### ENTRIES

------------------------------

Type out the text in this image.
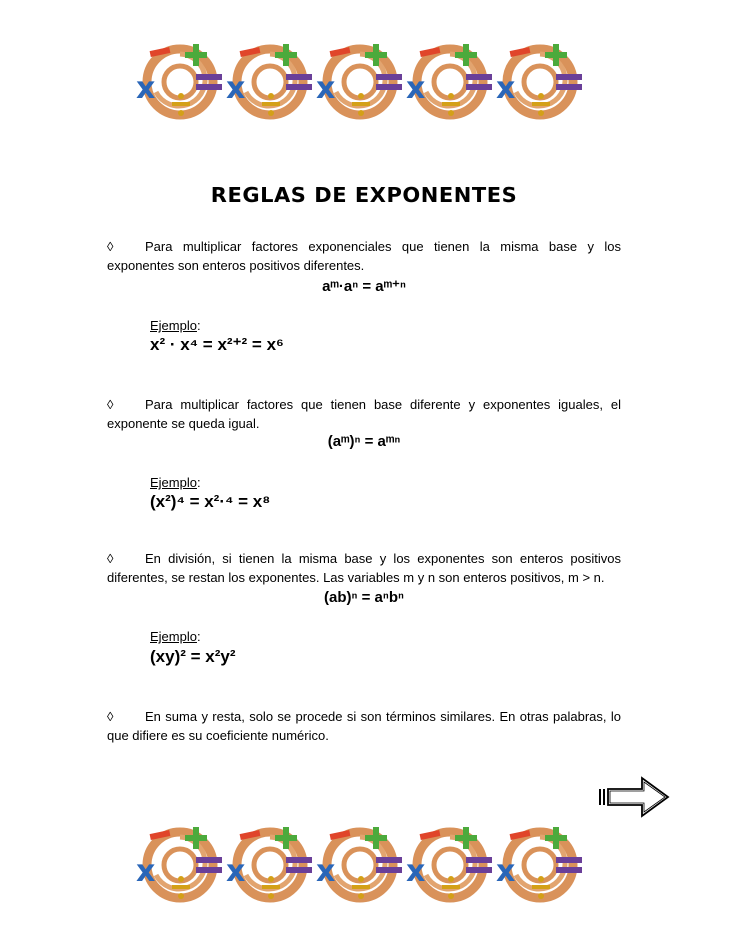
REGLAS DE EXPONENTES
◊ Para multiplicar factores exponenciales que tienen la misma base y los exponentes son enteros positivos diferentes.
aᵐ·aⁿ = aᵐ⁺ⁿ
Ejemplo:
x² · x⁴ = x²⁺² = x⁶
◊ Para multiplicar factores que tienen base diferente y exponentes iguales, el exponente se queda igual.
(aᵐ)ⁿ = aᵐⁿ
Ejemplo:
(x²)⁴ = x²·⁴ = x⁸
◊ En división, si tienen la misma base y los exponentes son enteros positivos diferentes, se restan los exponentes. Las variables m y n son enteros positivos, m > n.
(ab)ⁿ = aⁿbⁿ
Ejemplo:
(xy)² = x²y²
◊ En suma y resta, solo se procede si son términos similares. En otras palabras, lo que difiere es su coeficiente numérico.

------------------------------

### WHAT THE EXERCISE ASKS
Show each line in the entries that holds the string "misma".

### THE COMPLETED TASK
◊ Para multiplicar factores exponenciales que tienen la misma base y los exponentes son enteros positivos diferentes.
◊ En división, si tienen la misma base y los exponentes son enteros positivos diferentes, se restan los exponentes. Las variables m y n son enteros positivos, m > n.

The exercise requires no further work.